What is expected: Type the records out again in full, exactly.

Stored records:
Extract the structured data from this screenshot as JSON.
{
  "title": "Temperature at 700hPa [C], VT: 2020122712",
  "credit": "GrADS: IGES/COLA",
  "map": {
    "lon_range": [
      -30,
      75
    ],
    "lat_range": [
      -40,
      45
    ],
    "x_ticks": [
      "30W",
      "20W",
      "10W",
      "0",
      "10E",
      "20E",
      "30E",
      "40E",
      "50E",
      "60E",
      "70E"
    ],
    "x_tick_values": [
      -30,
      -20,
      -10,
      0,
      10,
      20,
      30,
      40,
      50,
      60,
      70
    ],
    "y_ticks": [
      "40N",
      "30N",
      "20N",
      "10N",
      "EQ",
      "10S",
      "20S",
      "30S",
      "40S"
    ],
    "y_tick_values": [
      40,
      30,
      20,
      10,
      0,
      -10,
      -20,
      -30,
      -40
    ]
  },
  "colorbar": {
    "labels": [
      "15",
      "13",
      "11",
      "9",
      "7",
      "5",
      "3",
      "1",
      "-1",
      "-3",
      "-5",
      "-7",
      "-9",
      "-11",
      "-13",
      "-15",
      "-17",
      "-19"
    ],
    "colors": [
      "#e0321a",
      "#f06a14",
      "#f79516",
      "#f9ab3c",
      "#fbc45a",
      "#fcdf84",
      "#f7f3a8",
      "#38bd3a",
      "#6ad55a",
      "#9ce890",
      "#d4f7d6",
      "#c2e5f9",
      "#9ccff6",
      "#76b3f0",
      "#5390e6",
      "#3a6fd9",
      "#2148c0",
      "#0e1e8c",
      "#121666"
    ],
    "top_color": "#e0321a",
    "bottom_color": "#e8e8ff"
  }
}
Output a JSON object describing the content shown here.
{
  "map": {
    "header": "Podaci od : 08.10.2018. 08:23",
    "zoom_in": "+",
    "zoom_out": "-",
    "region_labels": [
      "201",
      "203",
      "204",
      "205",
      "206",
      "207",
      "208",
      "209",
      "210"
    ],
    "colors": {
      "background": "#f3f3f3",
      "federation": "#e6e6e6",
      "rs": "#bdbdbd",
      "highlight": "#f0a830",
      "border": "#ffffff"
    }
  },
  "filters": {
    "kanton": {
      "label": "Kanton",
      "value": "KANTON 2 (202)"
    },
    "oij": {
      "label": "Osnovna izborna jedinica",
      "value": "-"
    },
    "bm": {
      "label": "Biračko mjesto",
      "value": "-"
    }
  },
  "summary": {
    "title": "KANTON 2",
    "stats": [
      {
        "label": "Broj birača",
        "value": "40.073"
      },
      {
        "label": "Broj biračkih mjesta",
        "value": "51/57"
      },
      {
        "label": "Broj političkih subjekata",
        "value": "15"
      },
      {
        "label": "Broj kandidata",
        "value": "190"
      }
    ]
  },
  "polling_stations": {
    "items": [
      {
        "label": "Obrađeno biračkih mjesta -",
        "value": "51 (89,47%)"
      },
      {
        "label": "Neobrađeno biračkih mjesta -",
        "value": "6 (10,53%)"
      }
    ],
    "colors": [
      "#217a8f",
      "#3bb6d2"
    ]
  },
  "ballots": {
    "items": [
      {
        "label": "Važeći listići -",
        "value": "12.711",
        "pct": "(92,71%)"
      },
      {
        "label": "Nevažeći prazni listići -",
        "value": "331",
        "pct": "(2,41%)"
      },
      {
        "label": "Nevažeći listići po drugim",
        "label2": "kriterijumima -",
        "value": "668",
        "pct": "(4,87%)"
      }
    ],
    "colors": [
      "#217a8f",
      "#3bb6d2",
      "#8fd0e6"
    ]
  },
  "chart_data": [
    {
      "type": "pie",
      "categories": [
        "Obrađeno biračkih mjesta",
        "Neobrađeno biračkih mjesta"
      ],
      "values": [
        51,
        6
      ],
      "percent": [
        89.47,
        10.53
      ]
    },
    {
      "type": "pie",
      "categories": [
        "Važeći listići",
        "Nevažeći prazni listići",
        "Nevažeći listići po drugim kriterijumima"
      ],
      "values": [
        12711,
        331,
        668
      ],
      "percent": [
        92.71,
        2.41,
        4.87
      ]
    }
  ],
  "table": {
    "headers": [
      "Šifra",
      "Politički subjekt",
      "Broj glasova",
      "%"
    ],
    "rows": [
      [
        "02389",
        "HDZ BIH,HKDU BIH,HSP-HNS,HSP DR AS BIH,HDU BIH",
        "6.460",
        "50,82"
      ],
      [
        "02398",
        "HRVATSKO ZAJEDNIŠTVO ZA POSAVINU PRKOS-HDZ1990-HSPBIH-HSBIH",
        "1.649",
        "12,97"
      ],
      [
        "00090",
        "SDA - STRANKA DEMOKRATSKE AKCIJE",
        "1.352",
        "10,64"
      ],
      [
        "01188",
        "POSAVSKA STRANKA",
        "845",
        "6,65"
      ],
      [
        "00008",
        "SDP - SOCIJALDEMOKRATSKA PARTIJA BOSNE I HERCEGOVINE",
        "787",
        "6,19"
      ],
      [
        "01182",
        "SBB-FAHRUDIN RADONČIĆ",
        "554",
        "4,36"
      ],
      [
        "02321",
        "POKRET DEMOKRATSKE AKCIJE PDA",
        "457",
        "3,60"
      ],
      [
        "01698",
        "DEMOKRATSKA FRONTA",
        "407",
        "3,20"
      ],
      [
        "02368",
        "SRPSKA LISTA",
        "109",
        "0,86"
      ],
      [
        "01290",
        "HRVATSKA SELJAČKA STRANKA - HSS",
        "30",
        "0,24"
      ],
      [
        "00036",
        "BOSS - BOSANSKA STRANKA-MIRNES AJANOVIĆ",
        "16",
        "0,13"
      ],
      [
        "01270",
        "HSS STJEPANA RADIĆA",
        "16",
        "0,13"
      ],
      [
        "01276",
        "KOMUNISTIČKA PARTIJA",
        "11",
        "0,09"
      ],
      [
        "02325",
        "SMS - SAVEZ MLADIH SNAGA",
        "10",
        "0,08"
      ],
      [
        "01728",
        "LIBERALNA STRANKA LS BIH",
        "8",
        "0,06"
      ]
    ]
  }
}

Response to this exercise:
Extract the structured data from this screenshot as JSON.
{
  "title": "Temperature at 700hPa [C], VT: 2020122712",
  "credit": "GrADS: IGES/COLA",
  "map": {
    "lon_range": [
      -30,
      75
    ],
    "lat_range": [
      -40,
      45
    ],
    "x_ticks": [
      "30W",
      "20W",
      "10W",
      "0",
      "10E",
      "20E",
      "30E",
      "40E",
      "50E",
      "60E",
      "70E"
    ],
    "x_tick_values": [
      -30,
      -20,
      -10,
      0,
      10,
      20,
      30,
      40,
      50,
      60,
      70
    ],
    "y_ticks": [
      "40N",
      "30N",
      "20N",
      "10N",
      "EQ",
      "10S",
      "20S",
      "30S",
      "40S"
    ],
    "y_tick_values": [
      40,
      30,
      20,
      10,
      0,
      -10,
      -20,
      -30,
      -40
    ]
  },
  "colorbar": {
    "labels": [
      "15",
      "13",
      "11",
      "9",
      "7",
      "5",
      "3",
      "1",
      "-1",
      "-3",
      "-5",
      "-7",
      "-9",
      "-11",
      "-13",
      "-15",
      "-17",
      "-19"
    ],
    "colors": [
      "#e0321a",
      "#f06a14",
      "#f79516",
      "#f9ab3c",
      "#fbc45a",
      "#fcdf84",
      "#f7f3a8",
      "#38bd3a",
      "#6ad55a",
      "#9ce890",
      "#d4f7d6",
      "#c2e5f9",
      "#9ccff6",
      "#76b3f0",
      "#5390e6",
      "#3a6fd9",
      "#2148c0",
      "#0e1e8c",
      "#121666"
    ],
    "top_color": "#e0321a",
    "bottom_color": "#e8e8ff"
  }
}
Output a JSON object describing the content shown here.
{
  "map": {
    "header": "Podaci od : 08.10.2018. 08:23",
    "zoom_in": "+",
    "zoom_out": "-",
    "region_labels": [
      "201",
      "203",
      "204",
      "205",
      "206",
      "207",
      "208",
      "209",
      "210"
    ],
    "colors": {
      "background": "#f3f3f3",
      "federation": "#e6e6e6",
      "rs": "#bdbdbd",
      "highlight": "#f0a830",
      "border": "#ffffff"
    }
  },
  "filters": {
    "kanton": {
      "label": "Kanton",
      "value": "KANTON 2 (202)"
    },
    "oij": {
      "label": "Osnovna izborna jedinica",
      "value": "-"
    },
    "bm": {
      "label": "Biračko mjesto",
      "value": "-"
    }
  },
  "summary": {
    "title": "KANTON 2",
    "stats": [
      {
        "label": "Broj birača",
        "value": "40.073"
      },
      {
        "label": "Broj biračkih mjesta",
        "value": "51/57"
      },
      {
        "label": "Broj političkih subjekata",
        "value": "15"
      },
      {
        "label": "Broj kandidata",
        "value": "190"
      }
    ]
  },
  "polling_stations": {
    "items": [
      {
        "label": "Obrađeno biračkih mjesta -",
        "value": "51 (89,47%)"
      },
      {
        "label": "Neobrađeno biračkih mjesta -",
        "value": "6 (10,53%)"
      }
    ],
    "colors": [
      "#217a8f",
      "#3bb6d2"
    ]
  },
  "ballots": {
    "items": [
      {
        "label": "Važeći listići -",
        "value": "12.711",
        "pct": "(92,71%)"
      },
      {
        "label": "Nevažeći prazni listići -",
        "value": "331",
        "pct": "(2,41%)"
      },
      {
        "label": "Nevažeći listići po drugim",
        "label2": "kriterijumima -",
        "value": "668",
        "pct": "(4,87%)"
      }
    ],
    "colors": [
      "#217a8f",
      "#3bb6d2",
      "#8fd0e6"
    ]
  },
  "chart_data": [
    {
      "type": "pie",
      "categories": [
        "Obrađeno biračkih mjesta",
        "Neobrađeno biračkih mjesta"
      ],
      "values": [
        51,
        6
      ],
      "percent": [
        89.47,
        10.53
      ]
    },
    {
      "type": "pie",
      "categories": [
        "Važeći listići",
        "Nevažeći prazni listići",
        "Nevažeći listići po drugim kriterijumima"
      ],
      "values": [
        12711,
        331,
        668
      ],
      "percent": [
        92.71,
        2.41,
        4.87
      ]
    }
  ],
  "table": {
    "headers": [
      "Šifra",
      "Politički subjekt",
      "Broj glasova",
      "%"
    ],
    "rows": [
      [
        "02389",
        "HDZ BIH,HKDU BIH,HSP-HNS,HSP DR AS BIH,HDU BIH",
        "6.460",
        "50,82"
      ],
      [
        "02398",
        "HRVATSKO ZAJEDNIŠTVO ZA POSAVINU PRKOS-HDZ1990-HSPBIH-HSBIH",
        "1.649",
        "12,97"
      ],
      [
        "00090",
        "SDA - STRANKA DEMOKRATSKE AKCIJE",
        "1.352",
        "10,64"
      ],
      [
        "01188",
        "POSAVSKA STRANKA",
        "845",
        "6,65"
      ],
      [
        "00008",
        "SDP - SOCIJALDEMOKRATSKA PARTIJA BOSNE I HERCEGOVINE",
        "787",
        "6,19"
      ],
      [
        "01182",
        "SBB-FAHRUDIN RADONČIĆ",
        "554",
        "4,36"
      ],
      [
        "02321",
        "POKRET DEMOKRATSKE AKCIJE PDA",
        "457",
        "3,60"
      ],
      [
        "01698",
        "DEMOKRATSKA FRONTA",
        "407",
        "3,20"
      ],
      [
        "02368",
        "SRPSKA LISTA",
        "109",
        "0,86"
      ],
      [
        "01290",
        "HRVATSKA SELJAČKA STRANKA - HSS",
        "30",
        "0,24"
      ],
      [
        "00036",
        "BOSS - BOSANSKA STRANKA-MIRNES AJANOVIĆ",
        "16",
        "0,13"
      ],
      [
        "01270",
        "HSS STJEPANA RADIĆA",
        "16",
        "0,13"
      ],
      [
        "01276",
        "KOMUNISTIČKA PARTIJA",
        "11",
        "0,09"
      ],
      [
        "02325",
        "SMS - SAVEZ MLADIH SNAGA",
        "10",
        "0,08"
      ],
      [
        "01728",
        "LIBERALNA STRANKA LS BIH",
        "8",
        "0,06"
      ]
    ]
  }
}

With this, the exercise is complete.